** start Entries supplied **
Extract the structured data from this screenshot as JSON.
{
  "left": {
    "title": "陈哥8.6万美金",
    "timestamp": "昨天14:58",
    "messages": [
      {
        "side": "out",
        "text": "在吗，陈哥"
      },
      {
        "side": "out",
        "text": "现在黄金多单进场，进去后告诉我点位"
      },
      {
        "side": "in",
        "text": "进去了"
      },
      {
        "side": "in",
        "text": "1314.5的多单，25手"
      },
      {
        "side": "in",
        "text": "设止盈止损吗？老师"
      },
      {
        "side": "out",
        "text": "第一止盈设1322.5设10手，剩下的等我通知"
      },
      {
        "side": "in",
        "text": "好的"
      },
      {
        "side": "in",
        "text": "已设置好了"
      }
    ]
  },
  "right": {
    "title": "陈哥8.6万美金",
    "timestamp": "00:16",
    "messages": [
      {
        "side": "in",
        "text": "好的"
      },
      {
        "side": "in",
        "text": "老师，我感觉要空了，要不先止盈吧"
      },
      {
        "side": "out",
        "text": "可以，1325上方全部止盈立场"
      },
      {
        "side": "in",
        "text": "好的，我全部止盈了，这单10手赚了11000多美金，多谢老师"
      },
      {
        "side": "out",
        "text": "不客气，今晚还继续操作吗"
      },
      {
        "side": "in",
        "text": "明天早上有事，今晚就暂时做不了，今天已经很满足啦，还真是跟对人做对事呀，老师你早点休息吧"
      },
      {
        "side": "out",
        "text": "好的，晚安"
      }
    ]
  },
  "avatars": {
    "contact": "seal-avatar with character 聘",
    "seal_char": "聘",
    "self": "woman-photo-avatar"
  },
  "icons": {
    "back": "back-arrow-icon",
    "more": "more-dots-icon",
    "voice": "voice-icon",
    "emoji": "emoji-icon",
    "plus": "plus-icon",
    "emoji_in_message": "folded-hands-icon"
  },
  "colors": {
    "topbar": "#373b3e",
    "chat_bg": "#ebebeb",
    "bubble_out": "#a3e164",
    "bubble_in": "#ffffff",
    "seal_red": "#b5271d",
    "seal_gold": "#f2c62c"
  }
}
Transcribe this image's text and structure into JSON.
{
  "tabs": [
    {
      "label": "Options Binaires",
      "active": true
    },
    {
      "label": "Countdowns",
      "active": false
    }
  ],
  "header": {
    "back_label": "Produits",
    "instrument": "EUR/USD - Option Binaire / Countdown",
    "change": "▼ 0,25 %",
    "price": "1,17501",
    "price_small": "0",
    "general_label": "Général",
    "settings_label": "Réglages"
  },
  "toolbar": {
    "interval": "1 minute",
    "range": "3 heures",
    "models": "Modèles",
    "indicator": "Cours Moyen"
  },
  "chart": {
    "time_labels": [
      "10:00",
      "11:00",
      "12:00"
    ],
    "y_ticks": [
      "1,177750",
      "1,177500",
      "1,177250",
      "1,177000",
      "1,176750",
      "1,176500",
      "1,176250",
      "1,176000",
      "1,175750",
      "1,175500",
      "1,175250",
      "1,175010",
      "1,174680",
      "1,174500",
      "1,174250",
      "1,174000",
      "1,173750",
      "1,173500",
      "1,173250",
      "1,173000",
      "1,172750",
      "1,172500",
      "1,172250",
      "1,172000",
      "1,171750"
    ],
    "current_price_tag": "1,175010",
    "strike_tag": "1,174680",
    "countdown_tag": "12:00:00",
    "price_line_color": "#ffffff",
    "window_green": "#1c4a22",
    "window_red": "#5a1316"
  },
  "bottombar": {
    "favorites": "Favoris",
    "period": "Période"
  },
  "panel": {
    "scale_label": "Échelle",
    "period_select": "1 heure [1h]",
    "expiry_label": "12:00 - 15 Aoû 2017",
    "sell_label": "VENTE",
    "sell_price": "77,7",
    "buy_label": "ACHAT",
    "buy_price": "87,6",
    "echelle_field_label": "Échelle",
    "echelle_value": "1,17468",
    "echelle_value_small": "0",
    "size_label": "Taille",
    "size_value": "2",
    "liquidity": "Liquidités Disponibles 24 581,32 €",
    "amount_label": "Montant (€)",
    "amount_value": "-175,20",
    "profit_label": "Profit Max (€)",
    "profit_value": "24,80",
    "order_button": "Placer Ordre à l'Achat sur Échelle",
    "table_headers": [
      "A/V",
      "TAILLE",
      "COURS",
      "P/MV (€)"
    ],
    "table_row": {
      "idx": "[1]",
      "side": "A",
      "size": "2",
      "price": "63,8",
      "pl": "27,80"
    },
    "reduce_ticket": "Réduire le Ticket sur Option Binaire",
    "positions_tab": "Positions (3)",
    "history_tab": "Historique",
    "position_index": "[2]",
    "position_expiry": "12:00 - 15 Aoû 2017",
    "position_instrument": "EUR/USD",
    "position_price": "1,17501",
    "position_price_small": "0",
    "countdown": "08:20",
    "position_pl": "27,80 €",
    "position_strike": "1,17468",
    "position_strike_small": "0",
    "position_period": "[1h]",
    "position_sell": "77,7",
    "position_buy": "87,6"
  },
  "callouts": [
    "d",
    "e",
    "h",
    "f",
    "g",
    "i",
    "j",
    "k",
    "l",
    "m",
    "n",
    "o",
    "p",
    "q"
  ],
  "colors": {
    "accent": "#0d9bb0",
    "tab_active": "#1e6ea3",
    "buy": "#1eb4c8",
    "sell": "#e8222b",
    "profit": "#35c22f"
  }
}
** end Entries supplied **
» **Problem**: Report the number of lines above containing the word "JSON", with no other text.

» **Final result**: 2